**Problem requirements**. Scan each line of the records for the word "Charles" and extract the ones that have it.

**Working data**.
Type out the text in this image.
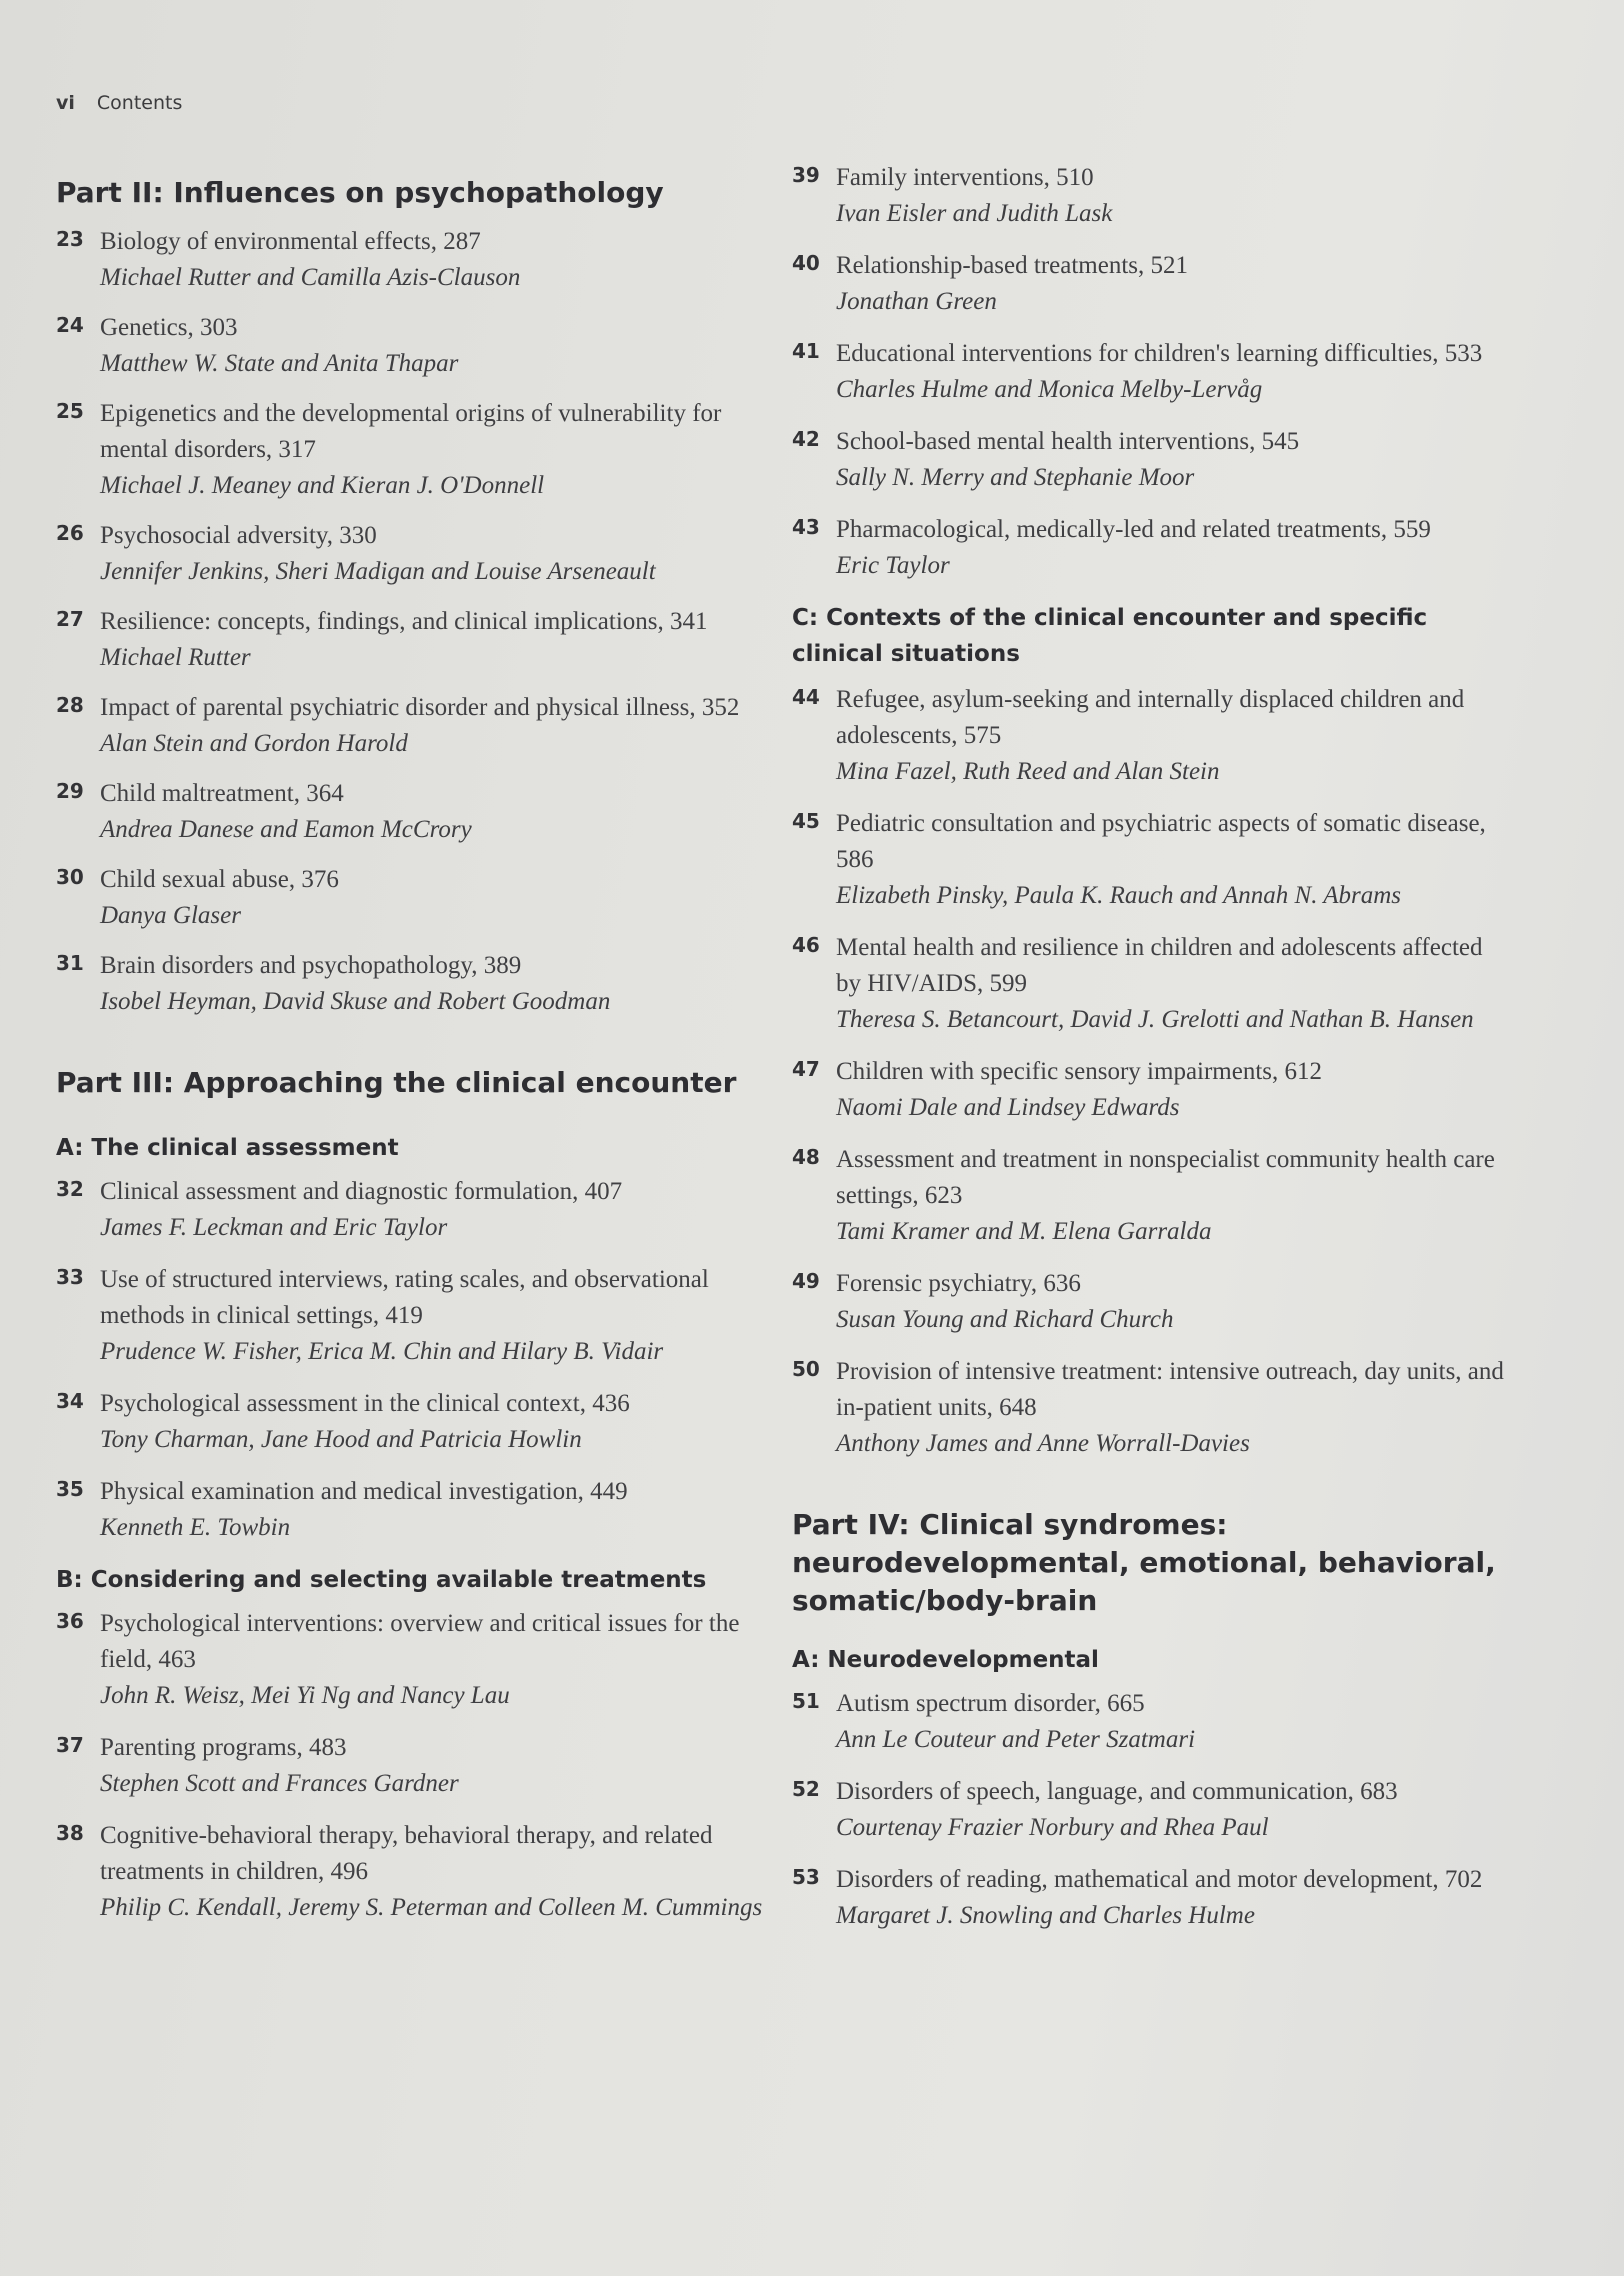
vi Contents
Part II: Influences on psychopathology
23 Biology of environmental effects, 287
Michael Rutter and Camilla Azis-Clauson
24 Genetics, 303
Matthew W. State and Anita Thapar
25 Epigenetics and the developmental origins of vulnerability for mental disorders, 317
Michael J. Meaney and Kieran J. O'Donnell
26 Psychosocial adversity, 330
Jennifer Jenkins, Sheri Madigan and Louise Arseneault
27 Resilience: concepts, findings, and clinical implications, 341
Michael Rutter
28 Impact of parental psychiatric disorder and physical illness, 352
Alan Stein and Gordon Harold
29 Child maltreatment, 364
Andrea Danese and Eamon McCrory
30 Child sexual abuse, 376
Danya Glaser
31 Brain disorders and psychopathology, 389
Isobel Heyman, David Skuse and Robert Goodman
Part III: Approaching the clinical encounter
A: The clinical assessment
32 Clinical assessment and diagnostic formulation, 407
James F. Leckman and Eric Taylor
33 Use of structured interviews, rating scales, and observational methods in clinical settings, 419
Prudence W. Fisher, Erica M. Chin and Hilary B. Vidair
34 Psychological assessment in the clinical context, 436
Tony Charman, Jane Hood and Patricia Howlin
35 Physical examination and medical investigation, 449
Kenneth E. Towbin
B: Considering and selecting available treatments
36 Psychological interventions: overview and critical issues for the field, 463
John R. Weisz, Mei Yi Ng and Nancy Lau
37 Parenting programs, 483
Stephen Scott and Frances Gardner
38 Cognitive-behavioral therapy, behavioral therapy, and related treatments in children, 496
Philip C. Kendall, Jeremy S. Peterman and Colleen M. Cummings
39 Family interventions, 510
Ivan Eisler and Judith Lask
40 Relationship-based treatments, 521
Jonathan Green
41 Educational interventions for children's learning difficulties, 533
Charles Hulme and Monica Melby-Lervåg
42 School-based mental health interventions, 545
Sally N. Merry and Stephanie Moor
43 Pharmacological, medically-led and related treatments, 559
Eric Taylor
C: Contexts of the clinical encounter and specific clinical situations
44 Refugee, asylum-seeking and internally displaced children and adolescents, 575
Mina Fazel, Ruth Reed and Alan Stein
45 Pediatric consultation and psychiatric aspects of somatic disease, 586
Elizabeth Pinsky, Paula K. Rauch and Annah N. Abrams
46 Mental health and resilience in children and adolescents affected by HIV/AIDS, 599
Theresa S. Betancourt, David J. Grelotti and Nathan B. Hansen
47 Children with specific sensory impairments, 612
Naomi Dale and Lindsey Edwards
48 Assessment and treatment in nonspecialist community health care settings, 623
Tami Kramer and M. Elena Garralda
49 Forensic psychiatry, 636
Susan Young and Richard Church
50 Provision of intensive treatment: intensive outreach, day units, and in-patient units, 648
Anthony James and Anne Worrall-Davies
Part IV: Clinical syndromes: neurodevelopmental, emotional, behavioral, somatic/body-brain
A: Neurodevelopmental
51 Autism spectrum disorder, 665
Ann Le Couteur and Peter Szatmari
52 Disorders of speech, language, and communication, 683
Courtenay Frazier Norbury and Rhea Paul
53 Disorders of reading, mathematical and motor development, 702
Margaret J. Snowling and Charles Hulme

**Written response**.
Charles Hulme and Monica Melby-Lervåg
Margaret J. Snowling and Charles Hulme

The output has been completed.